**What you will do:** Copy each line exactly. Leave nothing out.

**Figure contents as structured data:**
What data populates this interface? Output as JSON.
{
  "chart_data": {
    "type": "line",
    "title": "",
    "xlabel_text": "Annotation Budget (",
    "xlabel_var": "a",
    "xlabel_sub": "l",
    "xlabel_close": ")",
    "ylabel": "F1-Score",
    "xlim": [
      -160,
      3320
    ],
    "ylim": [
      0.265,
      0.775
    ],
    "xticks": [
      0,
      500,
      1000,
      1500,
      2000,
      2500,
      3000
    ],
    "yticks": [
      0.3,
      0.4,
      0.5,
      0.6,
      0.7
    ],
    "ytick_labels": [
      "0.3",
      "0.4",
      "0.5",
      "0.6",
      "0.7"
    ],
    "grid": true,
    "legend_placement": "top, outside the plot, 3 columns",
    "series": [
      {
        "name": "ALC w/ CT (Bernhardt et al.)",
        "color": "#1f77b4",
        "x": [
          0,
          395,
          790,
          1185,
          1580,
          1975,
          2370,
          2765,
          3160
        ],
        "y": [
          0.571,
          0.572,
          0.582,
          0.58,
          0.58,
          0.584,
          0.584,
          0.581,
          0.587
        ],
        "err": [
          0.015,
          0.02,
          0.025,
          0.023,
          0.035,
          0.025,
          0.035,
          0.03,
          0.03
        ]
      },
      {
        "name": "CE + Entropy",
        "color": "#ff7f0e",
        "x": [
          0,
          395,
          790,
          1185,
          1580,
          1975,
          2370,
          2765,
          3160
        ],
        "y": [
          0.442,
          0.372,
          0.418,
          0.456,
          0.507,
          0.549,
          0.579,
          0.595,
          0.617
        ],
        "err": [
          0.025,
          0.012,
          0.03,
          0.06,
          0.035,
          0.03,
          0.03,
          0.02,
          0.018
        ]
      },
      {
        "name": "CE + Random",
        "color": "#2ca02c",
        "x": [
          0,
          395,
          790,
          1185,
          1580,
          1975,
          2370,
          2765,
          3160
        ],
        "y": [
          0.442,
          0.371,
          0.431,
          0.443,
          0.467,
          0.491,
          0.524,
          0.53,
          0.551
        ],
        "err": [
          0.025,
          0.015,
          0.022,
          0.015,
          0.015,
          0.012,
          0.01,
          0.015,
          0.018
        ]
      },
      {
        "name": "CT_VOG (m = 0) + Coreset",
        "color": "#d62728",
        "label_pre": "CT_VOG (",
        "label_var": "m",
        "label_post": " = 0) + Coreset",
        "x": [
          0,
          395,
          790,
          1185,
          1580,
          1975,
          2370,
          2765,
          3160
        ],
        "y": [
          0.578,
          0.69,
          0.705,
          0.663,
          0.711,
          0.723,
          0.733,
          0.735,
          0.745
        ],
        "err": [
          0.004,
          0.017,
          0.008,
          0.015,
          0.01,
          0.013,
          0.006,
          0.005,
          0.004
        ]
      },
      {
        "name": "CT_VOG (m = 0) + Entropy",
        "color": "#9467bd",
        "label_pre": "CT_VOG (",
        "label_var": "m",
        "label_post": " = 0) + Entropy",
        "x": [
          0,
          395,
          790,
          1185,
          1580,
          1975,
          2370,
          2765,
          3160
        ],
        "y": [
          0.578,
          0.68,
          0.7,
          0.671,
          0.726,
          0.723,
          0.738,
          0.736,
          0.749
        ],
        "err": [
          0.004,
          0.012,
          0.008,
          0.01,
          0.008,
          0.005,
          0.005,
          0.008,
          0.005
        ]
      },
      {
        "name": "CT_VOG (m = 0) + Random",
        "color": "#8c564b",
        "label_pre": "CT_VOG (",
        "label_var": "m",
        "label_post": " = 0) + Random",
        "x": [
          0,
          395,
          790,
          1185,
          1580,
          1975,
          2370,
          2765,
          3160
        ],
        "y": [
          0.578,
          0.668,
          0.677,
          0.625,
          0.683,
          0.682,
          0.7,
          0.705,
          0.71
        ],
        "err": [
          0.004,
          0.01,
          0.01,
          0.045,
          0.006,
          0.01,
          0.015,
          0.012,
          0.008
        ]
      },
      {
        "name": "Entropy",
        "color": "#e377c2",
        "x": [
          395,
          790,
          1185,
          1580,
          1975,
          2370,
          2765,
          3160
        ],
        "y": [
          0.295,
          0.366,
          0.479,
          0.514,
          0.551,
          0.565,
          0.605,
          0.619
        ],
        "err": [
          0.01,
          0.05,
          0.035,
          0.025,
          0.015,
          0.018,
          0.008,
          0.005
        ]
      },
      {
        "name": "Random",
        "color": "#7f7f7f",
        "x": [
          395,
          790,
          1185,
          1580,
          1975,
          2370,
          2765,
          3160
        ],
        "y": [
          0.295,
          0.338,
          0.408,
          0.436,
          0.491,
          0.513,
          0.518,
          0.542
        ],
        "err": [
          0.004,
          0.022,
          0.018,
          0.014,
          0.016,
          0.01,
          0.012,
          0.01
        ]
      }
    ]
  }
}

**Written response:**
What data populates this interface? Output as JSON.
{
  "chart_data": {
    "type": "line",
    "title": "",
    "xlabel_text": "Annotation Budget (",
    "xlabel_var": "a",
    "xlabel_sub": "l",
    "xlabel_close": ")",
    "ylabel": "F1-Score",
    "xlim": [
      -160,
      3320
    ],
    "ylim": [
      0.265,
      0.775
    ],
    "xticks": [
      0,
      500,
      1000,
      1500,
      2000,
      2500,
      3000
    ],
    "yticks": [
      0.3,
      0.4,
      0.5,
      0.6,
      0.7
    ],
    "ytick_labels": [
      "0.3",
      "0.4",
      "0.5",
      "0.6",
      "0.7"
    ],
    "grid": true,
    "legend_placement": "top, outside the plot, 3 columns",
    "series": [
      {
        "name": "ALC w/ CT (Bernhardt et al.)",
        "color": "#1f77b4",
        "x": [
          0,
          395,
          790,
          1185,
          1580,
          1975,
          2370,
          2765,
          3160
        ],
        "y": [
          0.571,
          0.572,
          0.582,
          0.58,
          0.58,
          0.584,
          0.584,
          0.581,
          0.587
        ],
        "err": [
          0.015,
          0.02,
          0.025,
          0.023,
          0.035,
          0.025,
          0.035,
          0.03,
          0.03
        ]
      },
      {
        "name": "CE + Entropy",
        "color": "#ff7f0e",
        "x": [
          0,
          395,
          790,
          1185,
          1580,
          1975,
          2370,
          2765,
          3160
        ],
        "y": [
          0.442,
          0.372,
          0.418,
          0.456,
          0.507,
          0.549,
          0.579,
          0.595,
          0.617
        ],
        "err": [
          0.025,
          0.012,
          0.03,
          0.06,
          0.035,
          0.03,
          0.03,
          0.02,
          0.018
        ]
      },
      {
        "name": "CE + Random",
        "color": "#2ca02c",
        "x": [
          0,
          395,
          790,
          1185,
          1580,
          1975,
          2370,
          2765,
          3160
        ],
        "y": [
          0.442,
          0.371,
          0.431,
          0.443,
          0.467,
          0.491,
          0.524,
          0.53,
          0.551
        ],
        "err": [
          0.025,
          0.015,
          0.022,
          0.015,
          0.015,
          0.012,
          0.01,
          0.015,
          0.018
        ]
      },
      {
        "name": "CT_VOG (m = 0) + Coreset",
        "color": "#d62728",
        "label_pre": "CT_VOG (",
        "label_var": "m",
        "label_post": " = 0) + Coreset",
        "x": [
          0,
          395,
          790,
          1185,
          1580,
          1975,
          2370,
          2765,
          3160
        ],
        "y": [
          0.578,
          0.69,
          0.705,
          0.663,
          0.711,
          0.723,
          0.733,
          0.735,
          0.745
        ],
        "err": [
          0.004,
          0.017,
          0.008,
          0.015,
          0.01,
          0.013,
          0.006,
          0.005,
          0.004
        ]
      },
      {
        "name": "CT_VOG (m = 0) + Entropy",
        "color": "#9467bd",
        "label_pre": "CT_VOG (",
        "label_var": "m",
        "label_post": " = 0) + Entropy",
        "x": [
          0,
          395,
          790,
          1185,
          1580,
          1975,
          2370,
          2765,
          3160
        ],
        "y": [
          0.578,
          0.68,
          0.7,
          0.671,
          0.726,
          0.723,
          0.738,
          0.736,
          0.749
        ],
        "err": [
          0.004,
          0.012,
          0.008,
          0.01,
          0.008,
          0.005,
          0.005,
          0.008,
          0.005
        ]
      },
      {
        "name": "CT_VOG (m = 0) + Random",
        "color": "#8c564b",
        "label_pre": "CT_VOG (",
        "label_var": "m",
        "label_post": " = 0) + Random",
        "x": [
          0,
          395,
          790,
          1185,
          1580,
          1975,
          2370,
          2765,
          3160
        ],
        "y": [
          0.578,
          0.668,
          0.677,
          0.625,
          0.683,
          0.682,
          0.7,
          0.705,
          0.71
        ],
        "err": [
          0.004,
          0.01,
          0.01,
          0.045,
          0.006,
          0.01,
          0.015,
          0.012,
          0.008
        ]
      },
      {
        "name": "Entropy",
        "color": "#e377c2",
        "x": [
          395,
          790,
          1185,
          1580,
          1975,
          2370,
          2765,
          3160
        ],
        "y": [
          0.295,
          0.366,
          0.479,
          0.514,
          0.551,
          0.565,
          0.605,
          0.619
        ],
        "err": [
          0.01,
          0.05,
          0.035,
          0.025,
          0.015,
          0.018,
          0.008,
          0.005
        ]
      },
      {
        "name": "Random",
        "color": "#7f7f7f",
        "x": [
          395,
          790,
          1185,
          1580,
          1975,
          2370,
          2765,
          3160
        ],
        "y": [
          0.295,
          0.338,
          0.408,
          0.436,
          0.491,
          0.513,
          0.518,
          0.542
        ],
        "err": [
          0.004,
          0.022,
          0.018,
          0.014,
          0.016,
          0.01,
          0.012,
          0.01
        ]
      }
    ]
  }
}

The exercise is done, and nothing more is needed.